# What the task requires
Within the records below, find each line that holds the string "SRMTID", then copy it.

§

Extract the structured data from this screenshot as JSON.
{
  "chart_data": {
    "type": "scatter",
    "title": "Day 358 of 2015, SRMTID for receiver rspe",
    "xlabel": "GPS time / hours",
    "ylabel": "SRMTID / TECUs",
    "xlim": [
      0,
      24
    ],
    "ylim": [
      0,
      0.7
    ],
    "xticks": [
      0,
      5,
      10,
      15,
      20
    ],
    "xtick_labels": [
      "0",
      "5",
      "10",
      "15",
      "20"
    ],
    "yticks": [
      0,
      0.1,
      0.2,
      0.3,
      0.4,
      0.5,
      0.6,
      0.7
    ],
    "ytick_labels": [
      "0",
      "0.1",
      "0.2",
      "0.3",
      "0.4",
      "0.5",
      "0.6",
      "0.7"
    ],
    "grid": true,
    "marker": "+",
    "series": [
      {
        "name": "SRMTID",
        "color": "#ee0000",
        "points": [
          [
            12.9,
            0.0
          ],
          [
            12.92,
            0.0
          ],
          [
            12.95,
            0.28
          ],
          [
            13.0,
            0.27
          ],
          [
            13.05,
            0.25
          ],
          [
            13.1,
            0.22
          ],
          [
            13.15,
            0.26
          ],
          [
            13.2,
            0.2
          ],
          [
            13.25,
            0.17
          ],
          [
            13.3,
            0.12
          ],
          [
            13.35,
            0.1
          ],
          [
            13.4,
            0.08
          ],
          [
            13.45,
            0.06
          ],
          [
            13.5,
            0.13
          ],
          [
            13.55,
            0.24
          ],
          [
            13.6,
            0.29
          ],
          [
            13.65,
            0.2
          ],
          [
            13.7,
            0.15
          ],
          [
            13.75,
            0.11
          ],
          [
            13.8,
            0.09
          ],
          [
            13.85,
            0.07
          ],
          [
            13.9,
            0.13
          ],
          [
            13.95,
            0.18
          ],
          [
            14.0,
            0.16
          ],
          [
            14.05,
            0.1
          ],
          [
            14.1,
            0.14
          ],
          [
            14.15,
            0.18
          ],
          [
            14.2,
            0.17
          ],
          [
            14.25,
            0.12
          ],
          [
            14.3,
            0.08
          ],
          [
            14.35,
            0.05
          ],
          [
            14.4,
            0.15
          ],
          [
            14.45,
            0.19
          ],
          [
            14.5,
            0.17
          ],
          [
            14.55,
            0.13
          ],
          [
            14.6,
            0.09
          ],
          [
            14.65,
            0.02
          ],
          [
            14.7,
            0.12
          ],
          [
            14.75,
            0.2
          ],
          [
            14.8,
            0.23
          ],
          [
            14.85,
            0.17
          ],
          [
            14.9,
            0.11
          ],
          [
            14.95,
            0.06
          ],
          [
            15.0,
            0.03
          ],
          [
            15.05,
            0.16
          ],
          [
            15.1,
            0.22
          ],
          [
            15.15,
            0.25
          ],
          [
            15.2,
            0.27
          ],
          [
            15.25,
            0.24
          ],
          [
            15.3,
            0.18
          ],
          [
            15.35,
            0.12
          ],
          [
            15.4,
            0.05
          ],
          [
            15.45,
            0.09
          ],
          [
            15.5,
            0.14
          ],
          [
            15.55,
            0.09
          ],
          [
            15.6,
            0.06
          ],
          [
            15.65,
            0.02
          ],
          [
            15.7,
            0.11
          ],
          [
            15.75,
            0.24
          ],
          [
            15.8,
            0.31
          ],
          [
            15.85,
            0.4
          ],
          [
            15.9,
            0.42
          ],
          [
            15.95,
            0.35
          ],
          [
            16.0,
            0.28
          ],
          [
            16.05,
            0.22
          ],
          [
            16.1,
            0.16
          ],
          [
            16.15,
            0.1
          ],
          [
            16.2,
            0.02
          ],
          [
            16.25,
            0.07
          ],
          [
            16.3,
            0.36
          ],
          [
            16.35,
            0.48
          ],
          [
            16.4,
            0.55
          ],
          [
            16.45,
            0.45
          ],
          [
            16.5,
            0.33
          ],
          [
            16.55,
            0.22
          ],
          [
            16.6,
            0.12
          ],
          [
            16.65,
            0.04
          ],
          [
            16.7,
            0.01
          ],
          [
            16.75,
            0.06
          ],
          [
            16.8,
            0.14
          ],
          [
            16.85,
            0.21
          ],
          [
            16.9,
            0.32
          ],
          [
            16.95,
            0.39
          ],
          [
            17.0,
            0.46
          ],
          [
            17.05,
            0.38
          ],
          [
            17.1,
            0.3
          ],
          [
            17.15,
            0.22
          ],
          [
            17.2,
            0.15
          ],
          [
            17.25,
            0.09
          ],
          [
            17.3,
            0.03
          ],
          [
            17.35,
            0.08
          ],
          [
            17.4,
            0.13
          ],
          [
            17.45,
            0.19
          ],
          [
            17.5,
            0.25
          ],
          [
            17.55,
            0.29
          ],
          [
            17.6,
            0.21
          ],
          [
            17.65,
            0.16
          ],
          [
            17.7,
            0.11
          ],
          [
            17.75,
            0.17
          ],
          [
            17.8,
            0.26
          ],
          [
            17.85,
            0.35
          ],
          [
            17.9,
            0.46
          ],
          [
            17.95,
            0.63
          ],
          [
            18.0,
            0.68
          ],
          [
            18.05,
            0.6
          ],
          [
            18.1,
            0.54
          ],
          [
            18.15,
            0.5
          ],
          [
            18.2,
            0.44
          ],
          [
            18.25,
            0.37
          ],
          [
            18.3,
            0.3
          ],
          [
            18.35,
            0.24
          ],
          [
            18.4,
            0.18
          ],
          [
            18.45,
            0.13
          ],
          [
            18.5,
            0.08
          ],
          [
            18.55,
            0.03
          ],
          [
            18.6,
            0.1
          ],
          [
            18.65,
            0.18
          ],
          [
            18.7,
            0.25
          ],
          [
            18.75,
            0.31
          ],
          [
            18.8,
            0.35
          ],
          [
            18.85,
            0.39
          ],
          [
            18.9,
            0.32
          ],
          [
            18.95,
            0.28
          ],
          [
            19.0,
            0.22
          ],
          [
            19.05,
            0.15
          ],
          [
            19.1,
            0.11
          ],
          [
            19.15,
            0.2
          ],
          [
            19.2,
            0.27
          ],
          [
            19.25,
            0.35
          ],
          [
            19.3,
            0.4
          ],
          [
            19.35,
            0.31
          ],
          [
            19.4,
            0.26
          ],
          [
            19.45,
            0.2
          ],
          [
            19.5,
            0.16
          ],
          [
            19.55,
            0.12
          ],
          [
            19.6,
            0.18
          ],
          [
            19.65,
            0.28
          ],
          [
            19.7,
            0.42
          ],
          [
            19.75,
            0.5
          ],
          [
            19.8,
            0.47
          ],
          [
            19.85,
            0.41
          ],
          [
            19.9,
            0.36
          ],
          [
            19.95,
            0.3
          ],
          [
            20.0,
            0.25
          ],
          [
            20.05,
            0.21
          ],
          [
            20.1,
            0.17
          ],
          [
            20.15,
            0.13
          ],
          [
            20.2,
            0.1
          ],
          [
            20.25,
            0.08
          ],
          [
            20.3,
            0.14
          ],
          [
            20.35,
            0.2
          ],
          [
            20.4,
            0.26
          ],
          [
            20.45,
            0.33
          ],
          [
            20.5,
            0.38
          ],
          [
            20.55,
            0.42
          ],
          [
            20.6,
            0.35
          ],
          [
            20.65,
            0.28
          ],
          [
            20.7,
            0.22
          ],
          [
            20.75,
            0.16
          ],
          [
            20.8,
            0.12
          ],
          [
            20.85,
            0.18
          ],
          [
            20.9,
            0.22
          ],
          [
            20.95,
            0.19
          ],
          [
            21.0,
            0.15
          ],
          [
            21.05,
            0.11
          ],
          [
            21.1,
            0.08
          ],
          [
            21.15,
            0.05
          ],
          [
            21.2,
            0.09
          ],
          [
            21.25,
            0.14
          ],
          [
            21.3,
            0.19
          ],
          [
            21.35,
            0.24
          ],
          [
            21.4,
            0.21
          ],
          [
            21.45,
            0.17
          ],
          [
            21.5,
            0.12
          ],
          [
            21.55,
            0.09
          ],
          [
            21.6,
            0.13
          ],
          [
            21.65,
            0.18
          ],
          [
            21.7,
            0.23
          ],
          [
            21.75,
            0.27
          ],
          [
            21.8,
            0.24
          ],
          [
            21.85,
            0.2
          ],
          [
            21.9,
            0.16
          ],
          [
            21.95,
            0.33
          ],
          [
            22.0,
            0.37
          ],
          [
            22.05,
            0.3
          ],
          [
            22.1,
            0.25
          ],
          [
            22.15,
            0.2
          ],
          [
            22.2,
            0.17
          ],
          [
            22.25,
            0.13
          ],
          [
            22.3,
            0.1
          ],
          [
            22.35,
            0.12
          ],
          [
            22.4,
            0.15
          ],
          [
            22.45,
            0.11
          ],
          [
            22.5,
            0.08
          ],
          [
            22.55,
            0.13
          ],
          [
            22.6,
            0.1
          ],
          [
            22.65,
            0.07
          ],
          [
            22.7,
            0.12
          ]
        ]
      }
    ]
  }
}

§

# Response to the exercise
    "title": "Day 358 of 2015, SRMTID for receiver rspe",
    "ylabel": "SRMTID / TECUs",
        "name": "SRMTID",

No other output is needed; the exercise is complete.